GIVEN INSTRUCTION
Find every line below that contains the string "address" and copy each one in full.

--- begin SUPPLIED ENTRIES ---

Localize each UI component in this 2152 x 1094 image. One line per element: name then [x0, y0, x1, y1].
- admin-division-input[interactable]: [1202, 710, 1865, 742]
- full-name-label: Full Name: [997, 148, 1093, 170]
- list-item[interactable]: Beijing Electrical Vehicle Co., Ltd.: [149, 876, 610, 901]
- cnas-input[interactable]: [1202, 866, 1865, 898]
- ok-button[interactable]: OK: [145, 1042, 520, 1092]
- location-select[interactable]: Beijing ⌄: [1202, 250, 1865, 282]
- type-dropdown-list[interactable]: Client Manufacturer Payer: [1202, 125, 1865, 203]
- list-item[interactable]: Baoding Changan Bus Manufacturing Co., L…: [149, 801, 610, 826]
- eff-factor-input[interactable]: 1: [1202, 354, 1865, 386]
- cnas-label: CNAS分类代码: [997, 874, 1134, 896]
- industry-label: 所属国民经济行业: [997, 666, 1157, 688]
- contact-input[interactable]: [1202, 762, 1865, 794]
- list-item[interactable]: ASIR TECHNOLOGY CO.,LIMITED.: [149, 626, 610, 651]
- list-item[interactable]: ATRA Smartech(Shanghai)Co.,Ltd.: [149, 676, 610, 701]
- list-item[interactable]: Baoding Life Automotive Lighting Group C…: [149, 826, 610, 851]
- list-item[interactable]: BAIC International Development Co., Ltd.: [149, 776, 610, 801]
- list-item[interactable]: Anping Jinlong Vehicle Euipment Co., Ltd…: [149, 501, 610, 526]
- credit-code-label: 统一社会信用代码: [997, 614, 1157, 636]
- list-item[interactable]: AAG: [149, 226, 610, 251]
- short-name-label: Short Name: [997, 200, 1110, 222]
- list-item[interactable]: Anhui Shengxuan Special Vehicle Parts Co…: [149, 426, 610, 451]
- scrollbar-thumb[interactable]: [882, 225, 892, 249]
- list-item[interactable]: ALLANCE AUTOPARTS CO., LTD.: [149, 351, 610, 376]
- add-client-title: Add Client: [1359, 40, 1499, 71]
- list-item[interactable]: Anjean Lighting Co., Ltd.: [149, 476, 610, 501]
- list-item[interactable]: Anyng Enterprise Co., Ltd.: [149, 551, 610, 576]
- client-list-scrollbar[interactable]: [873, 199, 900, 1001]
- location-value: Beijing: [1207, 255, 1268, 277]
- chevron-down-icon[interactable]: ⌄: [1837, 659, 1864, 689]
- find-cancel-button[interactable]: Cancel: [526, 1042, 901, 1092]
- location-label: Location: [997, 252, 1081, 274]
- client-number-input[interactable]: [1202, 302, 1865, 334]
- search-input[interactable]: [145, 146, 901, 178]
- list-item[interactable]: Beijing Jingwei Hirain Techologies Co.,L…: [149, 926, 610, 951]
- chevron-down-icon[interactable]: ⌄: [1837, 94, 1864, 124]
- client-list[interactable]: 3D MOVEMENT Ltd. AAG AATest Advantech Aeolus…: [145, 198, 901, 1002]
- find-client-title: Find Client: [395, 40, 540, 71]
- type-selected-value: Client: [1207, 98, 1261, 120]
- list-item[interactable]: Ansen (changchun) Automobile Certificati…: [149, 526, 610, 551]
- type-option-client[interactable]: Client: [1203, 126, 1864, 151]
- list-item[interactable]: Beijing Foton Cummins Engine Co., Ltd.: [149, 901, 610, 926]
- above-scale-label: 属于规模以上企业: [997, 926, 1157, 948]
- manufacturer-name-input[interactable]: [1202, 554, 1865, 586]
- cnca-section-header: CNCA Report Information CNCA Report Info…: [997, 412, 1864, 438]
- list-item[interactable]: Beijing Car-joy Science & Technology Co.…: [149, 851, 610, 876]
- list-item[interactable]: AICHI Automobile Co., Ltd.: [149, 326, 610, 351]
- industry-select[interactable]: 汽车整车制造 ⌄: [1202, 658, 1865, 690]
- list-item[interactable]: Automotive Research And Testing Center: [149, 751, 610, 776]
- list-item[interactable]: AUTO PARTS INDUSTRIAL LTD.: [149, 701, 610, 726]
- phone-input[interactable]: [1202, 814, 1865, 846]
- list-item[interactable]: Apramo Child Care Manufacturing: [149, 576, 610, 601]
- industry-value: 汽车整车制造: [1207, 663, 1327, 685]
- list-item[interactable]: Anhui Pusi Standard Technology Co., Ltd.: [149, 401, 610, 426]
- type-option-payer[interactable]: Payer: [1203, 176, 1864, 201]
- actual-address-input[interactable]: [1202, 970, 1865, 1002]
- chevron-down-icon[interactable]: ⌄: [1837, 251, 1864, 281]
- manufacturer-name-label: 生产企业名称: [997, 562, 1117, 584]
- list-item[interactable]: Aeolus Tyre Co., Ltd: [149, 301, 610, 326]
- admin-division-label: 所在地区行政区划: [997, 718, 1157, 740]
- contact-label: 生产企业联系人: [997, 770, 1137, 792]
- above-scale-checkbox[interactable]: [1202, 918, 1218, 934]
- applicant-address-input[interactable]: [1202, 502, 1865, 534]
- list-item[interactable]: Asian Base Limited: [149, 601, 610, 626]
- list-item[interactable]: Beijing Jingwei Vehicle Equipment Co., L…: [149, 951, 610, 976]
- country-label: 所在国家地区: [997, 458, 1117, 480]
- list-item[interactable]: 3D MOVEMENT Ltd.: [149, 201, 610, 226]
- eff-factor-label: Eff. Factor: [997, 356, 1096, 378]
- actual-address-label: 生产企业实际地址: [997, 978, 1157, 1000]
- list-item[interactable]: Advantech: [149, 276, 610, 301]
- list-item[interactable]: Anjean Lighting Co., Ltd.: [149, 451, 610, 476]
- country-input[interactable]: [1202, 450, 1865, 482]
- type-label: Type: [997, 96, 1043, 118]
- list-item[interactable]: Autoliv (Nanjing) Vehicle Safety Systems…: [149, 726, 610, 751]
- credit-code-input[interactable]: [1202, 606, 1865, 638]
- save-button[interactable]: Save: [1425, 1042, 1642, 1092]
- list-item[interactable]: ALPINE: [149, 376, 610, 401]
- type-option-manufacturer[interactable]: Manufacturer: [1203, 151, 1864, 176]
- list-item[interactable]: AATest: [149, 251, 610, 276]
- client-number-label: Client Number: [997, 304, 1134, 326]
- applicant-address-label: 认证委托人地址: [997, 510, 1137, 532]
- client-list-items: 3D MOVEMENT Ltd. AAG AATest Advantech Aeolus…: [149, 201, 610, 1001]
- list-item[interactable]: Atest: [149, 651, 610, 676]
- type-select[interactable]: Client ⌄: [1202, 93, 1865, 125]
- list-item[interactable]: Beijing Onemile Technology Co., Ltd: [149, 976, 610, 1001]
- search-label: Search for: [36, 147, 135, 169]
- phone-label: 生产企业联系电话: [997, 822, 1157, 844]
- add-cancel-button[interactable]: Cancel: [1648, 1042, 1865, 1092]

--- end SUPPLIED ENTRIES ---

WORKED SOLUTION
- actual-address-input[interactable]: [1202, 970, 1865, 1002]
- applicant-address-input[interactable]: [1202, 502, 1865, 534]
- actual-address-label: 生产企业实际地址: [997, 978, 1157, 1000]
- applicant-address-label: 认证委托人地址: [997, 510, 1137, 532]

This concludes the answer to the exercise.